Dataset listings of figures
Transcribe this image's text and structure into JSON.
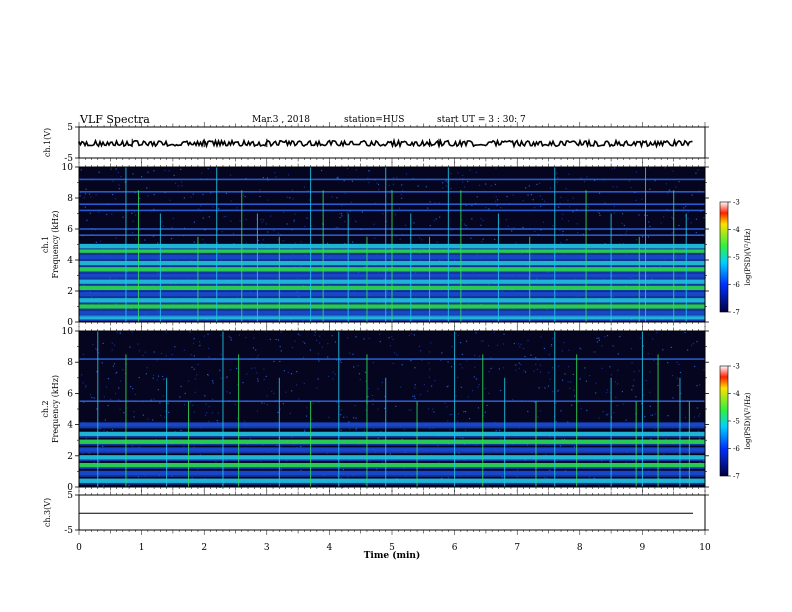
{
  "header": {
    "title": "VLF Spectra",
    "date": "Mar.3 , 2018",
    "station": "station=HUS",
    "start": "start UT = 3 : 30: 7"
  },
  "colors": {
    "background_dark": "#050520",
    "band_blue": "#1a4fd8",
    "band_cyan": "#22c8e8",
    "band_green": "#2ee05a",
    "waveform": "#000000"
  },
  "chart_data": [
    {
      "type": "line",
      "name": "ch1-waveform",
      "ylabel": "ch.1(V)",
      "ylim": [
        -5,
        5
      ],
      "yticks": [
        "5",
        "-5"
      ],
      "xlim": [
        0,
        10
      ],
      "baseline": -0.3,
      "amplitude": 0.6
    },
    {
      "type": "heatmap",
      "name": "ch1-spectrogram",
      "ylabel": "ch.1\nFrequency (kHz)",
      "ylim": [
        0,
        10
      ],
      "yticks": [
        "0",
        "2",
        "4",
        "6",
        "8",
        "10"
      ],
      "xlim": [
        0,
        10
      ],
      "colorbar": {
        "label": "log(PSD)(V²/Hz)",
        "ticks": [
          "-3",
          "-4",
          "-5",
          "-6",
          "-7"
        ],
        "range": [
          -7,
          -3
        ]
      },
      "bands_khz": [
        0.3,
        0.6,
        1.0,
        1.4,
        1.8,
        2.2,
        2.6,
        3.0,
        3.4,
        3.8,
        4.2,
        4.6,
        4.9
      ],
      "upper_lines_khz": [
        5.6,
        6.0,
        7.2,
        7.6,
        8.4,
        9.2
      ],
      "bursts_min": [
        0.75,
        0.95,
        1.3,
        1.9,
        2.2,
        2.6,
        2.85,
        3.2,
        3.7,
        3.9,
        4.3,
        4.6,
        4.9,
        5.0,
        5.3,
        5.6,
        5.9,
        6.1,
        6.7,
        7.2,
        7.6,
        8.1,
        8.5,
        8.95,
        9.05,
        9.5,
        9.7
      ]
    },
    {
      "type": "heatmap",
      "name": "ch2-spectrogram",
      "ylabel": "ch.2\nFrequency (kHz)",
      "ylim": [
        0,
        10
      ],
      "yticks": [
        "0",
        "2",
        "4",
        "6",
        "8",
        "10"
      ],
      "xlim": [
        0,
        10
      ],
      "colorbar": {
        "label": "log(PSD)(V²/Hz)",
        "ticks": [
          "-3",
          "-4",
          "-5",
          "-6",
          "-7"
        ],
        "range": [
          -7,
          -3
        ]
      },
      "bands_khz": [
        0.4,
        0.9,
        1.4,
        1.9,
        2.4,
        2.9,
        3.4,
        4.0
      ],
      "upper_lines_khz": [
        5.5,
        8.2
      ],
      "bursts_min": [
        0.3,
        0.75,
        1.4,
        1.75,
        2.3,
        2.55,
        3.2,
        3.7,
        4.15,
        4.6,
        4.9,
        5.4,
        6.0,
        6.45,
        6.8,
        7.3,
        7.6,
        7.95,
        8.5,
        8.9,
        9.0,
        9.25,
        9.6,
        9.75
      ]
    },
    {
      "type": "line",
      "name": "ch3-waveform",
      "ylabel": "ch.3(V)",
      "ylim": [
        -5,
        5
      ],
      "yticks": [
        "5",
        "-5"
      ],
      "xlim": [
        0,
        10
      ],
      "baseline": -0.2,
      "amplitude": 0.0
    }
  ],
  "xaxis": {
    "label": "Time (min)",
    "ticks": [
      "0",
      "1",
      "2",
      "3",
      "4",
      "5",
      "6",
      "7",
      "8",
      "9",
      "10"
    ]
  }
}
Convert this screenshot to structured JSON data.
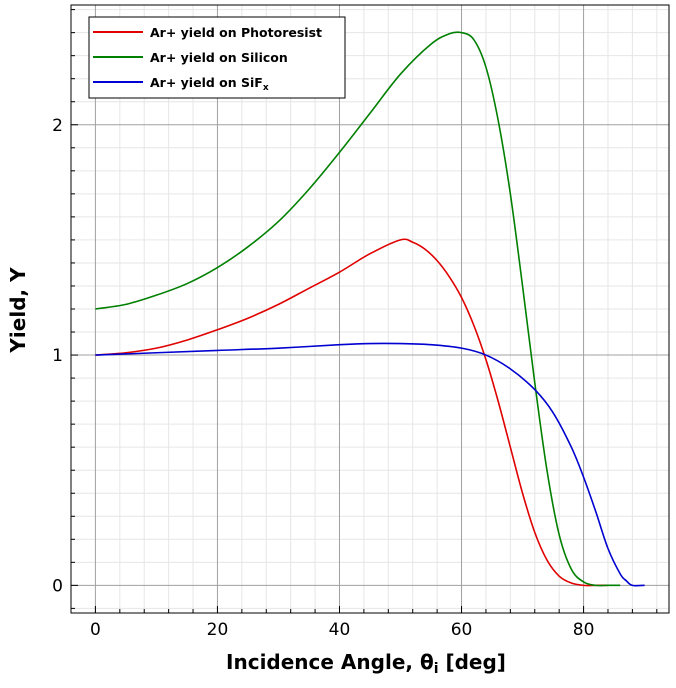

■ To be done ■
Search the data above for lines holding "nFrequency" and copy each of them.

■ Response to this exercise ■
      "ylabel": "ch.1\nFrequency (kHz)",
      "ylabel": "ch.2\nFrequency (kHz)",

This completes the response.